TASK DETAILS: Show all lines that include the string "Ultimate"; copy each one.

MATERIAL PROVIDED:
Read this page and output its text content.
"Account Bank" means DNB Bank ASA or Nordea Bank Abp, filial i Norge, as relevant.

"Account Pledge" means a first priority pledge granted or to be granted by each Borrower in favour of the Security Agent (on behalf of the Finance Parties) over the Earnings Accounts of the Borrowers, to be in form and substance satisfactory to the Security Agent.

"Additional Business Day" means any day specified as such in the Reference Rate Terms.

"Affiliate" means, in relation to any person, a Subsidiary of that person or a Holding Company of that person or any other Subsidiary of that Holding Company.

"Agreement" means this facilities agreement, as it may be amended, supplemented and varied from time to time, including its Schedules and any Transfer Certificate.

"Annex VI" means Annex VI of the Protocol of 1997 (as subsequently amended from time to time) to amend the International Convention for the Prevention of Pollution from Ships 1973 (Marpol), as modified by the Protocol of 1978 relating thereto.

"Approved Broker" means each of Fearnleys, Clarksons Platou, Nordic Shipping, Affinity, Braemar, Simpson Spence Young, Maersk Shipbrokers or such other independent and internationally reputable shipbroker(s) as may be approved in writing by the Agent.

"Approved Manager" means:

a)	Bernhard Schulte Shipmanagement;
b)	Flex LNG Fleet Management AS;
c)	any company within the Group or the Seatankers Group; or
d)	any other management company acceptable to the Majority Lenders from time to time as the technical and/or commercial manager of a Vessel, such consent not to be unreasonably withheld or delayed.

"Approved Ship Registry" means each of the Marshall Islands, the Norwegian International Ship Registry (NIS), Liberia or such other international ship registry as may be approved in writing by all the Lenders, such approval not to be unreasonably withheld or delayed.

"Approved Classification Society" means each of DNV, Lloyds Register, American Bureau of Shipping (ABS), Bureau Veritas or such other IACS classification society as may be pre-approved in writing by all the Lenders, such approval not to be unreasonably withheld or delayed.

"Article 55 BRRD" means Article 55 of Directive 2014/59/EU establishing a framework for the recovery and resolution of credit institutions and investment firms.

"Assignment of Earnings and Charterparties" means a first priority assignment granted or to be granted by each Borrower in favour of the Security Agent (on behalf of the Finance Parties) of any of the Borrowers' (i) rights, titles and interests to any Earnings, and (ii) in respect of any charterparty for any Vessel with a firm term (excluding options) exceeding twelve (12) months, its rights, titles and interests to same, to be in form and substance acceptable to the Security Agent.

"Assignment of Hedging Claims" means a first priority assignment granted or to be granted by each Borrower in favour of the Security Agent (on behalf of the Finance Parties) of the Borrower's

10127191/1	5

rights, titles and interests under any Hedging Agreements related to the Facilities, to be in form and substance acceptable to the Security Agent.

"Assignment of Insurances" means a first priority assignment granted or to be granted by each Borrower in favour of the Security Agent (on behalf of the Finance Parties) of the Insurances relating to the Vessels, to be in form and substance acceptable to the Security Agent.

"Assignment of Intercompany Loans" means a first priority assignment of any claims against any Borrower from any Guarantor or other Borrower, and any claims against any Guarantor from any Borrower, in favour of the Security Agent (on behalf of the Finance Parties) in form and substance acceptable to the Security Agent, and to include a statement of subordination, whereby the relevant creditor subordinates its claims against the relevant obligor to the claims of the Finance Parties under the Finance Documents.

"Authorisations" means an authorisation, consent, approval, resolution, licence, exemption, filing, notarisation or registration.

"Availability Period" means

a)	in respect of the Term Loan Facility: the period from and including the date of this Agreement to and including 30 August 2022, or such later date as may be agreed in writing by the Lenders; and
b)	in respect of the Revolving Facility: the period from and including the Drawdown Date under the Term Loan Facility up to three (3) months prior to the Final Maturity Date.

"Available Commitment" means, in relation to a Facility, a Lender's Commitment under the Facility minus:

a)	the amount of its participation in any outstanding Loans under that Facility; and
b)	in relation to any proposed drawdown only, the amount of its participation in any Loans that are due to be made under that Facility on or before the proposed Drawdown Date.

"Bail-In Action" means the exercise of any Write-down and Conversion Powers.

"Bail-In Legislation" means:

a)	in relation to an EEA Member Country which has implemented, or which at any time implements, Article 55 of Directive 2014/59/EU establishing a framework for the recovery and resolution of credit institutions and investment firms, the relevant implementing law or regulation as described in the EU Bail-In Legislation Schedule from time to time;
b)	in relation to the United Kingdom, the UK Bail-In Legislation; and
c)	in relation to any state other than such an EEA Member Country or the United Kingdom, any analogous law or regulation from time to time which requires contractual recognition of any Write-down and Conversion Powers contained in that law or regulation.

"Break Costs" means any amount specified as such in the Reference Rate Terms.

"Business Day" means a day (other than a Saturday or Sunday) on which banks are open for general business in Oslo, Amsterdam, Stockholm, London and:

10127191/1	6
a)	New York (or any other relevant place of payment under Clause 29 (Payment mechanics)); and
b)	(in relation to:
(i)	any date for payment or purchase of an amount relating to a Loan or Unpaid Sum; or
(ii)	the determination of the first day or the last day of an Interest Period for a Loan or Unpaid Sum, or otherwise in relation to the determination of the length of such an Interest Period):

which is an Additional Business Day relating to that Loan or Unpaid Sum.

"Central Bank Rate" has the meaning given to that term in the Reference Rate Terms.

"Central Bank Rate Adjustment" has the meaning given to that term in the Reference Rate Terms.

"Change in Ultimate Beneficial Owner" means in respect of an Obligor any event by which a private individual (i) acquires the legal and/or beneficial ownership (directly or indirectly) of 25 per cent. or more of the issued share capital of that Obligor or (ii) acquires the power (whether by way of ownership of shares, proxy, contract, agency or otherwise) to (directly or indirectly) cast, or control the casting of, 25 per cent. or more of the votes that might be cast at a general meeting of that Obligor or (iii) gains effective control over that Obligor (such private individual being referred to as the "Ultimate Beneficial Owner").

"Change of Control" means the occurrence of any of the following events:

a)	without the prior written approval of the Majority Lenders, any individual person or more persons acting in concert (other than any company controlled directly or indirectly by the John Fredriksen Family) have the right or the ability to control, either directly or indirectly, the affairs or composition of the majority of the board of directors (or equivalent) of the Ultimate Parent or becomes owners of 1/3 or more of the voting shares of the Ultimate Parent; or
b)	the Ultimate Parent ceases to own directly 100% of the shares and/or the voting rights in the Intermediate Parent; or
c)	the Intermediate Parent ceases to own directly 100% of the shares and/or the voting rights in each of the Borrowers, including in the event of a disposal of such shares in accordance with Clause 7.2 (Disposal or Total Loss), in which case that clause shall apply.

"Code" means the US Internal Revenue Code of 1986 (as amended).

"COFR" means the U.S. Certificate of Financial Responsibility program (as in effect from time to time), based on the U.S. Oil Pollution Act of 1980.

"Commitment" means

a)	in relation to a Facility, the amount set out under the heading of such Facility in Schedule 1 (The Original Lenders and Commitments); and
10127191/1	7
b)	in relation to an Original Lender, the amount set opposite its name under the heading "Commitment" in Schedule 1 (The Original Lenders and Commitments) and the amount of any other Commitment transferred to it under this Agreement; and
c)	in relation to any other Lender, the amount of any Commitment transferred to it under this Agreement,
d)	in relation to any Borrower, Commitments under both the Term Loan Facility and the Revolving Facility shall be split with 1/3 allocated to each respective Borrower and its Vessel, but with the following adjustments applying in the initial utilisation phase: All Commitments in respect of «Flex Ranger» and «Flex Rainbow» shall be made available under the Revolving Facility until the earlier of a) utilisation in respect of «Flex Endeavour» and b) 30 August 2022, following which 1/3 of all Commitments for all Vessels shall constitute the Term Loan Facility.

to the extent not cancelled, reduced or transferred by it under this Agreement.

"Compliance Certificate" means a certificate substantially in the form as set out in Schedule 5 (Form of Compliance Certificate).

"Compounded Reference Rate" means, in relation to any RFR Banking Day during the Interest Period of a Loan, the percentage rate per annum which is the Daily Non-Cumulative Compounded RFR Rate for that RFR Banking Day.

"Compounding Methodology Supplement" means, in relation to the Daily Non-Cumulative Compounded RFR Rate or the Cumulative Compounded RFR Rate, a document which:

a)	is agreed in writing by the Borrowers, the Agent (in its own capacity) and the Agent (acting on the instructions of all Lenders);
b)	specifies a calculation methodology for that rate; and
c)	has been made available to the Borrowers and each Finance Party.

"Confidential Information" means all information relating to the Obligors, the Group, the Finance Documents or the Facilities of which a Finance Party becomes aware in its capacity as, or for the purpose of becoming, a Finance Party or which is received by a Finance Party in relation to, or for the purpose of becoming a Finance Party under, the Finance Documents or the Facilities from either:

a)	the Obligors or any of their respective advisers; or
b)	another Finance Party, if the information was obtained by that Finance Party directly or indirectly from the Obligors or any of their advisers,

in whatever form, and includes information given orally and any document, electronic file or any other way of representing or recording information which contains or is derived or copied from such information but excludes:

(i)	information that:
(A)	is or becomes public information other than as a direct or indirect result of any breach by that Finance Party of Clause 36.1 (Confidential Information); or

RESULT OF THIS TASK:
"Change in Ultimate Beneficial Owner" means in respect of an Obligor any event by which a private individual (i) acquires the legal and/or beneficial ownership (directly or indirectly) of 25 per cent. or more of the issued share capital of that Obligor or (ii) acquires the power (whether by way of ownership of shares, proxy, contract, agency or otherwise) to (directly or indirectly) cast, or control the casting of, 25 per cent. or more of the votes that might be cast at a general meeting of that Obligor or (iii) gains effective control over that Obligor (such private individual being referred to as the "Ultimate Beneficial Owner").
a)	without the prior written approval of the Majority Lenders, any individual person or more persons acting in concert (other than any company controlled directly or indirectly by the John Fredriksen Family) have the right or the ability to control, either directly or indirectly, the affairs or composition of the majority of the board of directors (or equivalent) of the Ultimate Parent or becomes owners of 1/3 or more of the voting shares of the Ultimate Parent; or
b)	the Ultimate Parent ceases to own directly 100% of the shares and/or the voting rights in the Intermediate Parent; or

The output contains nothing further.